__Task requirements__:
Search the records for "transport". Copy every line where it appears.

Start Raw records

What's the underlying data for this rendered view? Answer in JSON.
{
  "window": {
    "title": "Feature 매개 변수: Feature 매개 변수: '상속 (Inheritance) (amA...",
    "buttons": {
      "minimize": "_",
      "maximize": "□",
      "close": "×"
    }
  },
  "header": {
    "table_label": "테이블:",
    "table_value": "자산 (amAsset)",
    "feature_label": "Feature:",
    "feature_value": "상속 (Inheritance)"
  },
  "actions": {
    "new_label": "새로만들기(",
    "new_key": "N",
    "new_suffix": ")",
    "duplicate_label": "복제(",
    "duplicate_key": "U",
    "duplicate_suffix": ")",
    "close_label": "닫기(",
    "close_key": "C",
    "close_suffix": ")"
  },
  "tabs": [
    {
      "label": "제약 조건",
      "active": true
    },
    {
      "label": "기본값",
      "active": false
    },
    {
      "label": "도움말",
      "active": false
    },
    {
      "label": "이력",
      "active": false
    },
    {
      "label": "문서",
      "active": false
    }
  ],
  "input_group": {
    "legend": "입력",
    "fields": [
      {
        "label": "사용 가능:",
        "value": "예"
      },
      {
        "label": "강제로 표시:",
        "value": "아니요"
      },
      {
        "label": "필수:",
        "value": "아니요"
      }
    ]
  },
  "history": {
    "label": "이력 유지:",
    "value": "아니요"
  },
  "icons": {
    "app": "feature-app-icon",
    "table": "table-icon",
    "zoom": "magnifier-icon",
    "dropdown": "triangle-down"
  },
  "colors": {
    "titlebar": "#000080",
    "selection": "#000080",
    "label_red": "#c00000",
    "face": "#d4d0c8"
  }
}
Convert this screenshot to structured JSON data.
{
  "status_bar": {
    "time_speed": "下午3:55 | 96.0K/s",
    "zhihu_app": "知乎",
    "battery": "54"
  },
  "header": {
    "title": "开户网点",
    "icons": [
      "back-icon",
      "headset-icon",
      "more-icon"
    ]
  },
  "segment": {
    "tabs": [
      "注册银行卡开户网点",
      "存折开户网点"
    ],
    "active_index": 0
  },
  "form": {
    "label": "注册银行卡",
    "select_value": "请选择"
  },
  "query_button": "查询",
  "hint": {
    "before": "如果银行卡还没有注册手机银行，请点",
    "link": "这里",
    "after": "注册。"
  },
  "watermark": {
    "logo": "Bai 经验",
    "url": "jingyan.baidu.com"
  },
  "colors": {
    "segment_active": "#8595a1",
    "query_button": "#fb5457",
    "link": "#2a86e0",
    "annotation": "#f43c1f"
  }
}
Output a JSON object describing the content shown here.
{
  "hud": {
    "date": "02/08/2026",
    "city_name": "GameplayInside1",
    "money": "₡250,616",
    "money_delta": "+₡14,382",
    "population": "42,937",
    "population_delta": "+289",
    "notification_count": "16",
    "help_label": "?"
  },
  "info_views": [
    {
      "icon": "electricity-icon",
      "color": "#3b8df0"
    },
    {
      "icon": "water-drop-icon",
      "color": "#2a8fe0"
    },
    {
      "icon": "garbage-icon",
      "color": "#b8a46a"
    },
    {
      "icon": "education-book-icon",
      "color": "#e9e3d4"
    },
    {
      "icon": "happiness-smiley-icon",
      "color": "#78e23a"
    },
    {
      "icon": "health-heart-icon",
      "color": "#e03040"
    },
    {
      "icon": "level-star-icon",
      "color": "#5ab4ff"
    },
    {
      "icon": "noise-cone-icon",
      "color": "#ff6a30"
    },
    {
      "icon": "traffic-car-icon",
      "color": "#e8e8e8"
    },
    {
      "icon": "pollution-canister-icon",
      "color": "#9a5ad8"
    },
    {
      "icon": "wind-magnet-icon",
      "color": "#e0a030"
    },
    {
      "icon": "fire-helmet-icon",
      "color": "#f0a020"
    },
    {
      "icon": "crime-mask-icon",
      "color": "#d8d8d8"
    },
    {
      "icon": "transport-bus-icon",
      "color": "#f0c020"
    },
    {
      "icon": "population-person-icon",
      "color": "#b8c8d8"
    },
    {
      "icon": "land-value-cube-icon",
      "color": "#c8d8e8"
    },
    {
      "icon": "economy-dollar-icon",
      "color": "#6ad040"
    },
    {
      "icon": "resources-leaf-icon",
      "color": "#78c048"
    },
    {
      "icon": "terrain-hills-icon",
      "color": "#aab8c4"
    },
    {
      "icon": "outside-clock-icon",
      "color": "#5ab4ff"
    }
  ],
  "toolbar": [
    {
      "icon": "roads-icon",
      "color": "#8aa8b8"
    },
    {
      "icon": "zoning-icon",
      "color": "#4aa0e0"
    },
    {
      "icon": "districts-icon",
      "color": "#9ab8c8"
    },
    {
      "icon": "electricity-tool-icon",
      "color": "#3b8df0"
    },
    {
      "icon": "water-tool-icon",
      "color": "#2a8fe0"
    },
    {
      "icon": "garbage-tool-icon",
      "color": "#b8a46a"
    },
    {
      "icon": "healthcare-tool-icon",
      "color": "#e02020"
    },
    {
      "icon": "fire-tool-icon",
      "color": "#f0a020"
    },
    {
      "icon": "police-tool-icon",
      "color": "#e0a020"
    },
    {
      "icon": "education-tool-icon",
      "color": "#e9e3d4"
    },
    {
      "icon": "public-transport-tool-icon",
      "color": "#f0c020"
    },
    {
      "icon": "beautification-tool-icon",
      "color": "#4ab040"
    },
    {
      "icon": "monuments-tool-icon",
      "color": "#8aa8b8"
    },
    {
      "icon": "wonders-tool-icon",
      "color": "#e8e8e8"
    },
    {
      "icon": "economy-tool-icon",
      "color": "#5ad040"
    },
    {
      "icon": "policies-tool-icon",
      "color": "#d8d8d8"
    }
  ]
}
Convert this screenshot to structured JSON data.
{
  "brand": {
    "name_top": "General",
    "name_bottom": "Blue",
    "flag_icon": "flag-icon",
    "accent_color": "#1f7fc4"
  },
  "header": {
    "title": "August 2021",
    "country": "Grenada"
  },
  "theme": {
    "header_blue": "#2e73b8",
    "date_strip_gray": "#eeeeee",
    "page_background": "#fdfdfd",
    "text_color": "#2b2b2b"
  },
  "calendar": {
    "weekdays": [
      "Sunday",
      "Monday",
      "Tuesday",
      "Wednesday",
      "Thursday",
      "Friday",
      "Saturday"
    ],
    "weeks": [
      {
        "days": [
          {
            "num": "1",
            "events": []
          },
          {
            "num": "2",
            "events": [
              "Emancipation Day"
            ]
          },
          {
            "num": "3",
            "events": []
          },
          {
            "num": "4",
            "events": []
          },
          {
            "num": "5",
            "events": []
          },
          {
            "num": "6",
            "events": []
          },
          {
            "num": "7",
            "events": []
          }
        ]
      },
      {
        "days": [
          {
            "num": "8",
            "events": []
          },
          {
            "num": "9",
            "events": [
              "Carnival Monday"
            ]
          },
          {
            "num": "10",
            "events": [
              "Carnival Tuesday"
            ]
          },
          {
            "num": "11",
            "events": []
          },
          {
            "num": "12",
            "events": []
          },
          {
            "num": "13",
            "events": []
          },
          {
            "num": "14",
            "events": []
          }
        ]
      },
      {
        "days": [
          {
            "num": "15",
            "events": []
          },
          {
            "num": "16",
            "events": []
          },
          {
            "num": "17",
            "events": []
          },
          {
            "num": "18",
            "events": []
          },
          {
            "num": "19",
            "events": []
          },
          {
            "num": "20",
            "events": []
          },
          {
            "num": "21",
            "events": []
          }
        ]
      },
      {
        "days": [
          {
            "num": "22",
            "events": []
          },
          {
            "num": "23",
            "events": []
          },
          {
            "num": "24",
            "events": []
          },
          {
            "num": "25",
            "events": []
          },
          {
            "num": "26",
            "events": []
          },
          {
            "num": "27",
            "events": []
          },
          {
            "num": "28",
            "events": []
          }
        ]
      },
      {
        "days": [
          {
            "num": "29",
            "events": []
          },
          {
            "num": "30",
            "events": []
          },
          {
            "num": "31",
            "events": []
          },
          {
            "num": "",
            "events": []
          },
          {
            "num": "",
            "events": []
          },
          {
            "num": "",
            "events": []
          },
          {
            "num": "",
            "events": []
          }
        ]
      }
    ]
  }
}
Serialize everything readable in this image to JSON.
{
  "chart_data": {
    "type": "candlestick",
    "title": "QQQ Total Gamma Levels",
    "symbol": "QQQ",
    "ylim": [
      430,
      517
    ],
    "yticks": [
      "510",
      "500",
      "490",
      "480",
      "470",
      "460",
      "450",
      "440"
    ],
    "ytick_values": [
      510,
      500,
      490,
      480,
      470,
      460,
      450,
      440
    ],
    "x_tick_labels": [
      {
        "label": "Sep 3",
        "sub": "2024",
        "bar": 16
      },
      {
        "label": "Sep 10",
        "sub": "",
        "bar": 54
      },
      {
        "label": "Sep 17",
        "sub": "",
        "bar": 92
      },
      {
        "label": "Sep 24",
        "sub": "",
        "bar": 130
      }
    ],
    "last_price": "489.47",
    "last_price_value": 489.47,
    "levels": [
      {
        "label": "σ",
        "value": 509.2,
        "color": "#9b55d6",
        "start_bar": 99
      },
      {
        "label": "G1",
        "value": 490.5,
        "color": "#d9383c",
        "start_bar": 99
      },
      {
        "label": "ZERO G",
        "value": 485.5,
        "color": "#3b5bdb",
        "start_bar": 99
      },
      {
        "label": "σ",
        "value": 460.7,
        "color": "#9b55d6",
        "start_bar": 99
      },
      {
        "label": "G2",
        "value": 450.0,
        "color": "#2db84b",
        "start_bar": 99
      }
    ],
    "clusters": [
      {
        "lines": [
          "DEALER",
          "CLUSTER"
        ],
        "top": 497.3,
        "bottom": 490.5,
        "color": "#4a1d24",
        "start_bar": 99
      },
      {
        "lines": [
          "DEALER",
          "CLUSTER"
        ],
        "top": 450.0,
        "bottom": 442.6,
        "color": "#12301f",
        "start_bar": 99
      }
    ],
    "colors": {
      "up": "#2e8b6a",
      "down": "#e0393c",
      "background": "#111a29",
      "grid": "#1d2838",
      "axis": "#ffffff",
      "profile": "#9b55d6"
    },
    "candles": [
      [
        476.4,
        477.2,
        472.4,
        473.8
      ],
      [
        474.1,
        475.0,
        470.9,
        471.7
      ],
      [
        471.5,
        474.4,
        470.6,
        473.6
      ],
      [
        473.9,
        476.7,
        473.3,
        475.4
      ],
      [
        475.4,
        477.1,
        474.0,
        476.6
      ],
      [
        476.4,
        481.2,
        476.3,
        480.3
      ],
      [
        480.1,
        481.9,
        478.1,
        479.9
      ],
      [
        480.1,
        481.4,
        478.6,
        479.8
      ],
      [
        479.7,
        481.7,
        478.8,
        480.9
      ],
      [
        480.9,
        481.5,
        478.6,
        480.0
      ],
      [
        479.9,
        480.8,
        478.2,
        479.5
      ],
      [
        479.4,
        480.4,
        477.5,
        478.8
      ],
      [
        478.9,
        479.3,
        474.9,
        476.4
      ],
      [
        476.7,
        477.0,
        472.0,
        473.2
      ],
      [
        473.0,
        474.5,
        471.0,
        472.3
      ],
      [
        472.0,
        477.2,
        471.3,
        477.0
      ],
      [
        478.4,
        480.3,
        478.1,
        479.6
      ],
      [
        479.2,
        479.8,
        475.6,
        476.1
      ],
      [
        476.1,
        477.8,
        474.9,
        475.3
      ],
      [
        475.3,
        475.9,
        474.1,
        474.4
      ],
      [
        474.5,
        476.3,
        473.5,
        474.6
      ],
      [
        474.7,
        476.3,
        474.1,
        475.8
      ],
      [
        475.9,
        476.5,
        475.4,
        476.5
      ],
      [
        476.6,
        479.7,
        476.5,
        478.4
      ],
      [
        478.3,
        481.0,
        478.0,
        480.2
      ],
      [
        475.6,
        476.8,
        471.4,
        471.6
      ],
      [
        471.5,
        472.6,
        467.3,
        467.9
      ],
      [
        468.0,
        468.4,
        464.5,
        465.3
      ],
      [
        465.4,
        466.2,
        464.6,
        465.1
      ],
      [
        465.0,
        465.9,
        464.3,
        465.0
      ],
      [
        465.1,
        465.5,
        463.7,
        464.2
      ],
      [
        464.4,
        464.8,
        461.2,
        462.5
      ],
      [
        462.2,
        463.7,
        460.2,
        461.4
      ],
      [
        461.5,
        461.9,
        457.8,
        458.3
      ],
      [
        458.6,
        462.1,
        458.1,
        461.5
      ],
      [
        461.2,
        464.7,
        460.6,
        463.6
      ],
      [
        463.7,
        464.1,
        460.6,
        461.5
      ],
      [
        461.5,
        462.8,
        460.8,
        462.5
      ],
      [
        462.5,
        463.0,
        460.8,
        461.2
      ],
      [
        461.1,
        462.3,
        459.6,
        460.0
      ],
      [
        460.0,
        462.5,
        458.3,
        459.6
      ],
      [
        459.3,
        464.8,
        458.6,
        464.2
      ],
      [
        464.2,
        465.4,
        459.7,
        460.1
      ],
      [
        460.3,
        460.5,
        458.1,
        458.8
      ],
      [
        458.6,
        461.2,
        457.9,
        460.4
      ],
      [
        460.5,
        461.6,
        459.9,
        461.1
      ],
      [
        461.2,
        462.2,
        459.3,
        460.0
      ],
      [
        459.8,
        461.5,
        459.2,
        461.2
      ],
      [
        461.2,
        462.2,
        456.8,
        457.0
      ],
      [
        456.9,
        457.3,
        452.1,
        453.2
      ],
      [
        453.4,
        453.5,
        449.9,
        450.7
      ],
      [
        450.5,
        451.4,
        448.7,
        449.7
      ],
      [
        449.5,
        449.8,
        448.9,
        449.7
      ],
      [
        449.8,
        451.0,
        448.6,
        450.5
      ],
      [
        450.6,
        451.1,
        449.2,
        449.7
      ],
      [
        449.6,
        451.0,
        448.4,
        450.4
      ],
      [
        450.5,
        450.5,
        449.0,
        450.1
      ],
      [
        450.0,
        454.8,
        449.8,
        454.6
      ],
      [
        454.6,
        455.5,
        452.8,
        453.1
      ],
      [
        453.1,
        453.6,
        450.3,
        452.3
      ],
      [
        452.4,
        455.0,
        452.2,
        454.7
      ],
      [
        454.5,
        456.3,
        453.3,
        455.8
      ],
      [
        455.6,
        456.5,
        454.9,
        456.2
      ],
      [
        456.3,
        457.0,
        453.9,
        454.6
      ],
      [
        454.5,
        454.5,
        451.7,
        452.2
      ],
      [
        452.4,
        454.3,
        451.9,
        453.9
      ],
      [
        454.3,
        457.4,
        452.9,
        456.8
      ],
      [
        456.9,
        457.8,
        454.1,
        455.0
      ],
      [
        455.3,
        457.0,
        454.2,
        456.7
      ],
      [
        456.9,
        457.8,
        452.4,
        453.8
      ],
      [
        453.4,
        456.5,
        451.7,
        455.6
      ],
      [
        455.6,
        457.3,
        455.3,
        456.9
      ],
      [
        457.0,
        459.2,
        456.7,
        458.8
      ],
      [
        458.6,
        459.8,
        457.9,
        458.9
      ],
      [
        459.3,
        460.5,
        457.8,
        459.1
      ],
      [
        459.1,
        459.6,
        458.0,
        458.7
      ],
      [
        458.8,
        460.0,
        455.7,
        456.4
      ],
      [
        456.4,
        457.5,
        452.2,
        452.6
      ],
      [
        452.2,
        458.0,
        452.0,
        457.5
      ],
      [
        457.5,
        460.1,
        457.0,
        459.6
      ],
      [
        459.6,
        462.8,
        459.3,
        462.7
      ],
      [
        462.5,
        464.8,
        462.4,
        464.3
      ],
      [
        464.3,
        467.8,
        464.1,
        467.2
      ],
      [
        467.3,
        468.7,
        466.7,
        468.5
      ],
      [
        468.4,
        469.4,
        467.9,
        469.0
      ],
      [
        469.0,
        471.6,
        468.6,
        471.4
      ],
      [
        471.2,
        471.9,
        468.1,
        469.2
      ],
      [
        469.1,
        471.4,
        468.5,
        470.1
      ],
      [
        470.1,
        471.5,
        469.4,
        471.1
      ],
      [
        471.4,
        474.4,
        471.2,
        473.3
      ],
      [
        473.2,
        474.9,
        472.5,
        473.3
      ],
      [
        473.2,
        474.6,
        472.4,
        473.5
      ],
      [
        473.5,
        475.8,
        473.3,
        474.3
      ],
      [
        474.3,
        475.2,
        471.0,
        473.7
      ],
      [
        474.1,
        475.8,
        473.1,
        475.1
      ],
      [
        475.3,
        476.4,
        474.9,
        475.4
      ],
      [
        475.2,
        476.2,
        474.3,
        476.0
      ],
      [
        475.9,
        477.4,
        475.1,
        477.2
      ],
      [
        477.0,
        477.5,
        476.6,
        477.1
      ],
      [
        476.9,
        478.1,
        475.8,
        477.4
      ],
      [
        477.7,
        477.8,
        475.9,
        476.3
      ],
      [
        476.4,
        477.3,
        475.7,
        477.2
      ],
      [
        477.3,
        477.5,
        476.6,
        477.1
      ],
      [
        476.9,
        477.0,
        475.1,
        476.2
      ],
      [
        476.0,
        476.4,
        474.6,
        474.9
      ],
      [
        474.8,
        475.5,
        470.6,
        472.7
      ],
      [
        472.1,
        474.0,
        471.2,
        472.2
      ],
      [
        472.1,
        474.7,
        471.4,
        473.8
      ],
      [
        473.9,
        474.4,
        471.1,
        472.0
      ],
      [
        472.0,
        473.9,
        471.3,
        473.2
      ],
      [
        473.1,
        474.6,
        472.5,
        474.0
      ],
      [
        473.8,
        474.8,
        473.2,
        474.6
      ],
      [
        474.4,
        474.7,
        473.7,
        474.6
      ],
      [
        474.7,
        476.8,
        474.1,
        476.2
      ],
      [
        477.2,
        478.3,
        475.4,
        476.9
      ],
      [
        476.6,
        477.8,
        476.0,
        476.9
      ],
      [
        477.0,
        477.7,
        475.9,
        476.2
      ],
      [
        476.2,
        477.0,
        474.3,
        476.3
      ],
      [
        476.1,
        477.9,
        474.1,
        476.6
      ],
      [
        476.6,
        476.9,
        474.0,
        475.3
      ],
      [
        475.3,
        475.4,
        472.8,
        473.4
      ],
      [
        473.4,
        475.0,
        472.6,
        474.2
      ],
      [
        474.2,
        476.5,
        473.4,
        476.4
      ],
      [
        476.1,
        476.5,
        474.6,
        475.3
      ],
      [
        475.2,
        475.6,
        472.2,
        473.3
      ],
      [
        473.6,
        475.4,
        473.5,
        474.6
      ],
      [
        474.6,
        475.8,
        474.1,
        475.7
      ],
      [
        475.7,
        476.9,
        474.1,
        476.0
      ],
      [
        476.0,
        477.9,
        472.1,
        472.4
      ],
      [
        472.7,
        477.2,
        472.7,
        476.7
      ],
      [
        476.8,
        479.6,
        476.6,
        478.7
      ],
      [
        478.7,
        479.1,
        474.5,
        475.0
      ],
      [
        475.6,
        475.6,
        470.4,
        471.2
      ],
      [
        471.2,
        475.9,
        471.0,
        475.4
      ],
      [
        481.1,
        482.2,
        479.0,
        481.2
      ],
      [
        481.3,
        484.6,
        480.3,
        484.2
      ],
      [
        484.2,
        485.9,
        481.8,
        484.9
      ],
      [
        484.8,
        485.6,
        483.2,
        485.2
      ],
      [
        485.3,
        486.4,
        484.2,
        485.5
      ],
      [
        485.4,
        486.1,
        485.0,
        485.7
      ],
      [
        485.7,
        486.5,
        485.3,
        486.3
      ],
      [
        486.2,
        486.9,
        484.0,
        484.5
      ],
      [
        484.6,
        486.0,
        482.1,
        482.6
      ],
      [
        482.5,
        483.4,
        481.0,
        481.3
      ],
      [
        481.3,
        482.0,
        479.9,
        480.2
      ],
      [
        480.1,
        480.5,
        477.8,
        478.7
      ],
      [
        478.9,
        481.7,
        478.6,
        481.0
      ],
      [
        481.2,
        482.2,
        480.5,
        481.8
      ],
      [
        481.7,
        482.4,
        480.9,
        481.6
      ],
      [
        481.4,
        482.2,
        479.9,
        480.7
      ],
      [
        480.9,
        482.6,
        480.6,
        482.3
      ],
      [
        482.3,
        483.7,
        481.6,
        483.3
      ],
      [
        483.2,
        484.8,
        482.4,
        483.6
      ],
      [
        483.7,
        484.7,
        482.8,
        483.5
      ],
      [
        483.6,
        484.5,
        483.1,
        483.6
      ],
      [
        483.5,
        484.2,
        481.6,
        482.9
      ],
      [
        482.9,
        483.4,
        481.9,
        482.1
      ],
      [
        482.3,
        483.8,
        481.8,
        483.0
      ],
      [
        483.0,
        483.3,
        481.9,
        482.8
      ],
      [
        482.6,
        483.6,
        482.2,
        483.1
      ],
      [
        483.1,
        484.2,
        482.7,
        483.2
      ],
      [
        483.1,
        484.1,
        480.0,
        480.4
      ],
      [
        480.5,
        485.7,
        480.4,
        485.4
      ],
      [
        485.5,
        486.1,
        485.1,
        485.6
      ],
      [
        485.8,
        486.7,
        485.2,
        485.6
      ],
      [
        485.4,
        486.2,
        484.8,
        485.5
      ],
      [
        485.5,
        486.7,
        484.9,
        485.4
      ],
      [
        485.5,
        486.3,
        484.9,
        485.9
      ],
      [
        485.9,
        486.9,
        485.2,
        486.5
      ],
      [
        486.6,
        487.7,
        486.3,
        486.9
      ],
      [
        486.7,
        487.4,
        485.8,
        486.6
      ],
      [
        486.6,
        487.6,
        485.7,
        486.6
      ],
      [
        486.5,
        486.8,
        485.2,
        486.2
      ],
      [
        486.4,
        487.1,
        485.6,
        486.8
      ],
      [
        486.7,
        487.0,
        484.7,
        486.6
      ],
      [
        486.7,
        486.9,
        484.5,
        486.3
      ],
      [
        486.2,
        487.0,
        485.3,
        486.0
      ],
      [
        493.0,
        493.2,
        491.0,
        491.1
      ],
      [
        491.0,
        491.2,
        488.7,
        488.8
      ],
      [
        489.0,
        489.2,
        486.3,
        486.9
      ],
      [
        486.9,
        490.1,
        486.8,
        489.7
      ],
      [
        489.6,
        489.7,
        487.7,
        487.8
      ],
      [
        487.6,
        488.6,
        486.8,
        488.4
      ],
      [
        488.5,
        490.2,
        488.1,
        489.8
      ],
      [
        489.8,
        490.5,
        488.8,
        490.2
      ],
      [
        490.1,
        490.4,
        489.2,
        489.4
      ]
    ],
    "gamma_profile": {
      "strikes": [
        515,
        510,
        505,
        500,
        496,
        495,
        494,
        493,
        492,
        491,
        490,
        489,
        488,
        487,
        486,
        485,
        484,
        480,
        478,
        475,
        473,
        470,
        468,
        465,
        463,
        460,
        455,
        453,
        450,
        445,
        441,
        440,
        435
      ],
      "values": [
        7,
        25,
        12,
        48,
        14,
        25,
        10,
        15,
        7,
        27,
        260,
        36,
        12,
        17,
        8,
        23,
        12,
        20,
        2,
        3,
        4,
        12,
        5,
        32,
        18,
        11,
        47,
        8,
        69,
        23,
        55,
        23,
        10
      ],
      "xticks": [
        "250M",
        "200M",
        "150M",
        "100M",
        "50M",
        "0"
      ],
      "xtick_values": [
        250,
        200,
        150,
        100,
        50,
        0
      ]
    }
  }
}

End Raw records

__Reply to the task__:
      "icon": "transport-bus-icon",
      "icon": "public-transport-tool-icon",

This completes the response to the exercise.